Document text:
Learning Distance Transform for Boundary Detection and Deformable Segmentation in CT Prostate Images

Abstract

Segmenting the prostate from CT images is a critical step in the radio-therapy planning for prostate cancer. The segmentation accuracy could largely affect the efficacy of radiation treatment. However, due to the touching boundaries with the bladder and the rectum, the prostate boundary is often ambiguous and hard to recognize, which leads to inconsistent manual delineations across different clinicians. In this paper, we propose a learning-based approach for boundary detection and deformable segmentation of the prostate. Our proposed method aims to learn a boundary distance transform, which maps an intensity image into a boundary distance map. To enforce the spatial consistency on the learned distance transform, we combine our approach with the auto-context model for iteratively refining the estimated distance map. After the refinement, the prostate boundaries can be readily detected by finding the valley in the distance map. In addition, the estimated distance map can also be used as a new external force for guiding the deformable segmentation. Specifically, to automatically segment the prostate, we integrate the estimated boundary distance map into a level set formulation. Experimental results on 73 CT planning images show that the proposed distance transform is more effective than the traditional classification-based method for driving the deformable segmentation. Also, our method can achieve more consistent segmentations than human raters, and more accurate results than the existing methods under comparison.

Dataset content:
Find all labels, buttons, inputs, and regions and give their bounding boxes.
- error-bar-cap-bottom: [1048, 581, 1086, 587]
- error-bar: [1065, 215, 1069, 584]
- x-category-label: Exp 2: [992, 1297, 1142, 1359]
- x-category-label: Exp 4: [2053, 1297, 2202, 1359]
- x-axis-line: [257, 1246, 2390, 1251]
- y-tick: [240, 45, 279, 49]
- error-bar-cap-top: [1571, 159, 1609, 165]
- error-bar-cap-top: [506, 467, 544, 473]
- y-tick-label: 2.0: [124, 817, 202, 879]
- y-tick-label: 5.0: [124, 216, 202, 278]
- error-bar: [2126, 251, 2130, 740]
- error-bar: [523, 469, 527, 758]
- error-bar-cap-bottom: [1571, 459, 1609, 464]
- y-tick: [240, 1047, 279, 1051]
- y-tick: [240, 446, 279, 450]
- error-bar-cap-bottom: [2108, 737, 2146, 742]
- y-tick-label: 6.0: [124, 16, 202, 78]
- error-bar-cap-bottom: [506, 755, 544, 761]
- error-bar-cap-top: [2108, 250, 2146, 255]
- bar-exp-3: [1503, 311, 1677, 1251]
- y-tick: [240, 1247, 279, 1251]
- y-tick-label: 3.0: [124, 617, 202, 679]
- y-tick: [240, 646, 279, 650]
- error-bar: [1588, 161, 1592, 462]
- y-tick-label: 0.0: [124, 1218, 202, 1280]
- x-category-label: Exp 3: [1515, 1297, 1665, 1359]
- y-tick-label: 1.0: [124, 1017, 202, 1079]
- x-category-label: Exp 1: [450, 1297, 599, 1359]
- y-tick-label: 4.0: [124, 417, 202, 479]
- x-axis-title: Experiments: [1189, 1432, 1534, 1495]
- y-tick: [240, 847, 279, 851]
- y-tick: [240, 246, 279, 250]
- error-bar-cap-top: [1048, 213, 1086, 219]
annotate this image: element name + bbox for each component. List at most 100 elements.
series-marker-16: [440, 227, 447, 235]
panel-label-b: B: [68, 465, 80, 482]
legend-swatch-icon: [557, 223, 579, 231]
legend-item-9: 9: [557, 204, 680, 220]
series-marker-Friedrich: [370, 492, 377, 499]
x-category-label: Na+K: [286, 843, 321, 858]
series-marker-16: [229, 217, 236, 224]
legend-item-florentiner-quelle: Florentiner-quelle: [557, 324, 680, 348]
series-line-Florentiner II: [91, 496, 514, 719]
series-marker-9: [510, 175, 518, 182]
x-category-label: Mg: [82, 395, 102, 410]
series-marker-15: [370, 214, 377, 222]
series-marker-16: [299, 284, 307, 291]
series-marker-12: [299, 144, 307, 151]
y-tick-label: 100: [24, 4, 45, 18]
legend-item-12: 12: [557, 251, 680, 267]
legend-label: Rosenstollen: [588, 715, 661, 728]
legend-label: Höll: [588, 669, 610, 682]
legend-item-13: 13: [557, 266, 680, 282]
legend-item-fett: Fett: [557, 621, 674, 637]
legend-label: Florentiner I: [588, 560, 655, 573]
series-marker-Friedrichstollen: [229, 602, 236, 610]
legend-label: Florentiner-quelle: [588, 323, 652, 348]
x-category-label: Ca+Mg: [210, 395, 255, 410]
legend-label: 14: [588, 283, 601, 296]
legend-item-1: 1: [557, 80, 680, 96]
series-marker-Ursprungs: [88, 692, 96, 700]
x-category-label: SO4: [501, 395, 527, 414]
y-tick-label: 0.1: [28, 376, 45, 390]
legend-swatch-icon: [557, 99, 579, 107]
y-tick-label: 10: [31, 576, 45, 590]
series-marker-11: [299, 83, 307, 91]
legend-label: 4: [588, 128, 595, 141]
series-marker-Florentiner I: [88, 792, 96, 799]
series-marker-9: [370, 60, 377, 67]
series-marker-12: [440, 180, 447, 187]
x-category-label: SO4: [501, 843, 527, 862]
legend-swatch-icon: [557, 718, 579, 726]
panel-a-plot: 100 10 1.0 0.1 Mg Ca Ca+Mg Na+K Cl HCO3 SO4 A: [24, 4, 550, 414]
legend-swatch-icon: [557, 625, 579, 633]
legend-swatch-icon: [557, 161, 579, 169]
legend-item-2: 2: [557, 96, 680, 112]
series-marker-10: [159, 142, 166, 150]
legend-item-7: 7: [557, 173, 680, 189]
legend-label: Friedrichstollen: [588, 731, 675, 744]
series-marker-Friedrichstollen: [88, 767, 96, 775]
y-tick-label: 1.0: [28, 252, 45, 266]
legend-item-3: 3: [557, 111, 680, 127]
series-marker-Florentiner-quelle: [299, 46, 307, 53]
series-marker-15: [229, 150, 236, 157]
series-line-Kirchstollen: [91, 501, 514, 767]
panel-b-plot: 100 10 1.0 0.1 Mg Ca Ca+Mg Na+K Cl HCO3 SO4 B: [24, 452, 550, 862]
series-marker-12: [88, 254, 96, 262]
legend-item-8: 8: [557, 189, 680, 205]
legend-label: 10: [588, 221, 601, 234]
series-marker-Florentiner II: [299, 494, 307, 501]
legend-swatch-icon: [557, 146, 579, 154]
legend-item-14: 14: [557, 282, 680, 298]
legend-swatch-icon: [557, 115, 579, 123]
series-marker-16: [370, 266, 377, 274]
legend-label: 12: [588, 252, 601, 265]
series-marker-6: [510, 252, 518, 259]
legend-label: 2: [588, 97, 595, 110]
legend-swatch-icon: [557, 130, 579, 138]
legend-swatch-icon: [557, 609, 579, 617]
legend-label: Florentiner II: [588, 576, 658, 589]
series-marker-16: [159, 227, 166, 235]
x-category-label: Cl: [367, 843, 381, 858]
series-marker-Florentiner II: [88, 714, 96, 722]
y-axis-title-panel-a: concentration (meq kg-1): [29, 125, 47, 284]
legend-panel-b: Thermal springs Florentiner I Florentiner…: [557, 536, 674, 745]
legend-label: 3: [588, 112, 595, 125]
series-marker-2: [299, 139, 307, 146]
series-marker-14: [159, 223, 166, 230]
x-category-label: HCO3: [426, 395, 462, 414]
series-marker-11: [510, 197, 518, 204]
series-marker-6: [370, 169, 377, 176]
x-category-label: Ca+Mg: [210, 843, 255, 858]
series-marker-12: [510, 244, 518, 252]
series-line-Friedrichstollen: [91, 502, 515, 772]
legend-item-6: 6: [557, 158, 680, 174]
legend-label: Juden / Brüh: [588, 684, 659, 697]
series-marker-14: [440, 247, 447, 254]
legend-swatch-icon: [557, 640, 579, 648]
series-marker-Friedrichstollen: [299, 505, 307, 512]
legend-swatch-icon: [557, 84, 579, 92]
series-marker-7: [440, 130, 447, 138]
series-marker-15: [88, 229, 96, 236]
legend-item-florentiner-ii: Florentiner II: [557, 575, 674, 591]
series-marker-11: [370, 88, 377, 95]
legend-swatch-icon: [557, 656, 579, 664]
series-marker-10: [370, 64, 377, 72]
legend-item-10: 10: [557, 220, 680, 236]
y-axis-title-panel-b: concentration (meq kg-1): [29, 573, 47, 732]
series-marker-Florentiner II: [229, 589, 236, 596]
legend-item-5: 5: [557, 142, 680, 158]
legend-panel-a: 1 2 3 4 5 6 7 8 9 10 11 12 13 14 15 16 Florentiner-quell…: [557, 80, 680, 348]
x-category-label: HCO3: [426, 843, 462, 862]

Goal of the exercise: Rewrite the paragraph of the abstract beginning "Segmenting the prostate from CT images" as a short bulleted list that keeps its main facts. The items have nothing to do with the abstract.

Task answer:
- Segmenting the prostate from CT images is critical for radiotherapy planning for prostate cancer, and its accuracy can largely affect treatment efficacy.
- The prostate boundary touches the bladder and rectum, so it is often ambiguous, which leads to inconsistent manual delineations across clinicians.
- The proposed learning-based method learns a boundary distance transform that maps an intensity image into a boundary distance map.
- An auto-context model iteratively refines the estimated distance map to enforce spatial consistency.
- Prostate boundaries are then detected by finding the valley in the distance map.
- The distance map also serves as a new external force for deformable segmentation, integrated into a level set formulation.
- In experiments on 73 CT planning images, the distance transform drove deformable segmentation more effectively than the traditional classification-based method.
- The method produced more consistent segmentations than human raters and more accurate results than the existing methods it was compared with.